(Task objective):
Only the pictures should be dropped; copy the rest of the entries exactly.

(The input):
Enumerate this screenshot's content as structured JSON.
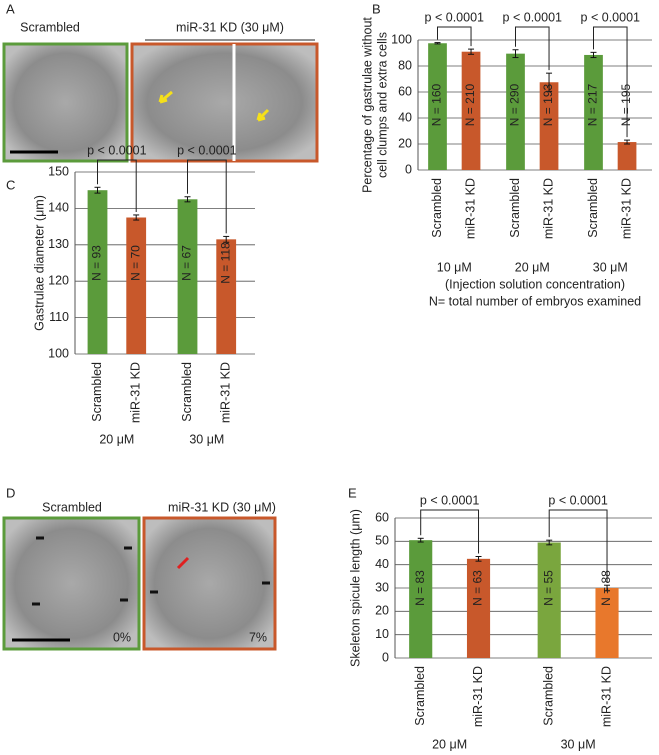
{
  "panels": {
    "a": {
      "letter": "A",
      "control": "Scrambled",
      "treatment": "miR-31 KD (30 μM)"
    },
    "d": {
      "letter": "D",
      "control": "Scrambled",
      "treatment": "miR-31 KD (30 μM)",
      "control_percent": "0%",
      "treatment_percent": "7%"
    }
  },
  "chart_data": [
    {
      "type": "bar",
      "letter": "B",
      "ylabel": [
        "Percentage of gastrulae without",
        "cell clumps and extra cells"
      ],
      "categories": [
        "Scrambled",
        "miR-31 KD",
        "Scrambled",
        "miR-31 KD",
        "Scrambled",
        "miR-31 KD"
      ],
      "groups": [
        "10 μM",
        "20 μM",
        "30 μM"
      ],
      "notes": [
        "(Injection solution concentration)",
        "N= total number of embryos examined"
      ],
      "values": [
        97.5,
        91,
        89.5,
        67.5,
        88.5,
        21.5
      ],
      "errors": [
        0.5,
        2,
        3,
        7,
        2,
        1.5
      ],
      "annotations": [
        "N = 160",
        "N = 210",
        "N = 290",
        "N = 193",
        "N = 217",
        "N = 195"
      ],
      "comparisons": [
        "p < 0.0001",
        "p < 0.0001",
        "p < 0.0001"
      ],
      "colors": [
        "#5b9b3b",
        "#c8582b",
        "#5b9b3b",
        "#c8582b",
        "#5b9b3b",
        "#c8582b"
      ],
      "ylim": [
        0,
        100
      ],
      "yticks": [
        0,
        20,
        40,
        60,
        80,
        100
      ],
      "grid": true
    },
    {
      "type": "bar",
      "letter": "C",
      "ylabel": [
        "Gastrulae diameter (μm)"
      ],
      "categories": [
        "Scrambled",
        "miR-31 KD",
        "Scrambled",
        "miR-31 KD"
      ],
      "groups": [
        "20 μM",
        "30 μM"
      ],
      "values": [
        145,
        137.5,
        142.5,
        131.5
      ],
      "errors": [
        0.8,
        0.7,
        0.7,
        0.8
      ],
      "annotations": [
        "N = 93",
        "N = 70",
        "N = 67",
        "N = 118"
      ],
      "comparisons": [
        "p < 0.0001",
        "p < 0.0001"
      ],
      "colors": [
        "#5b9b3b",
        "#c8582b",
        "#5b9b3b",
        "#c8582b"
      ],
      "ylim": [
        100,
        150
      ],
      "yticks": [
        100,
        110,
        120,
        130,
        140,
        150
      ],
      "grid": true
    },
    {
      "type": "bar",
      "letter": "E",
      "ylabel": [
        "Skeleton spicule length (μm)"
      ],
      "categories": [
        "Scrambled",
        "miR-31 KD",
        "Scrambled",
        "miR-31 KD"
      ],
      "groups": [
        "20 μM",
        "30 μM"
      ],
      "values": [
        50.5,
        42.5,
        49.5,
        30
      ],
      "errors": [
        0.8,
        1,
        1,
        1.2
      ],
      "annotations": [
        "N = 83",
        "N = 63",
        "N = 55",
        "N = 88"
      ],
      "comparisons": [
        "p < 0.0001",
        "p < 0.0001"
      ],
      "colors": [
        "#5b9b3b",
        "#c8582b",
        "#7aa63e",
        "#e8782c"
      ],
      "ylim": [
        0,
        60
      ],
      "yticks": [
        0,
        10,
        20,
        30,
        40,
        50,
        60
      ],
      "grid": true
    }
  ]
}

(Problem solution):
Enumerate this screenshot's content as structured JSON.
{
  "panels": {
    "a": {
      "letter": "A",
      "control": "Scrambled",
      "treatment": "miR-31 KD (30 μM)"
    },
    "d": {
      "letter": "D",
      "control": "Scrambled",
      "treatment": "miR-31 KD (30 μM)",
      "control_percent": "0%",
      "treatment_percent": "7%"
    }
  },
  "chart_data": [
    {
      "type": "bar",
      "letter": "B",
      "ylabel": [
        "Percentage of gastrulae without",
        "cell clumps and extra cells"
      ],
      "categories": [
        "Scrambled",
        "miR-31 KD",
        "Scrambled",
        "miR-31 KD",
        "Scrambled",
        "miR-31 KD"
      ],
      "groups": [
        "10 μM",
        "20 μM",
        "30 μM"
      ],
      "notes": [
        "(Injection solution concentration)",
        "N= total number of embryos examined"
      ],
      "values": [
        97.5,
        91,
        89.5,
        67.5,
        88.5,
        21.5
      ],
      "errors": [
        0.5,
        2,
        3,
        7,
        2,
        1.5
      ],
      "annotations": [
        "N = 160",
        "N = 210",
        "N = 290",
        "N = 193",
        "N = 217",
        "N = 195"
      ],
      "comparisons": [
        "p < 0.0001",
        "p < 0.0001",
        "p < 0.0001"
      ],
      "colors": [
        "#5b9b3b",
        "#c8582b",
        "#5b9b3b",
        "#c8582b",
        "#5b9b3b",
        "#c8582b"
      ],
      "ylim": [
        0,
        100
      ],
      "yticks": [
        0,
        20,
        40,
        60,
        80,
        100
      ],
      "grid": true
    },
    {
      "type": "bar",
      "letter": "C",
      "ylabel": [
        "Gastrulae diameter (μm)"
      ],
      "categories": [
        "Scrambled",
        "miR-31 KD",
        "Scrambled",
        "miR-31 KD"
      ],
      "groups": [
        "20 μM",
        "30 μM"
      ],
      "values": [
        145,
        137.5,
        142.5,
        131.5
      ],
      "errors": [
        0.8,
        0.7,
        0.7,
        0.8
      ],
      "annotations": [
        "N = 93",
        "N = 70",
        "N = 67",
        "N = 118"
      ],
      "comparisons": [
        "p < 0.0001",
        "p < 0.0001"
      ],
      "colors": [
        "#5b9b3b",
        "#c8582b",
        "#5b9b3b",
        "#c8582b"
      ],
      "ylim": [
        100,
        150
      ],
      "yticks": [
        100,
        110,
        120,
        130,
        140,
        150
      ],
      "grid": true
    },
    {
      "type": "bar",
      "letter": "E",
      "ylabel": [
        "Skeleton spicule length (μm)"
      ],
      "categories": [
        "Scrambled",
        "miR-31 KD",
        "Scrambled",
        "miR-31 KD"
      ],
      "groups": [
        "20 μM",
        "30 μM"
      ],
      "values": [
        50.5,
        42.5,
        49.5,
        30
      ],
      "errors": [
        0.8,
        1,
        1,
        1.2
      ],
      "annotations": [
        "N = 83",
        "N = 63",
        "N = 55",
        "N = 88"
      ],
      "comparisons": [
        "p < 0.0001",
        "p < 0.0001"
      ],
      "colors": [
        "#5b9b3b",
        "#c8582b",
        "#7aa63e",
        "#e8782c"
      ],
      "ylim": [
        0,
        60
      ],
      "yticks": [
        0,
        10,
        20,
        30,
        40,
        50,
        60
      ],
      "grid": true
    }
  ]
}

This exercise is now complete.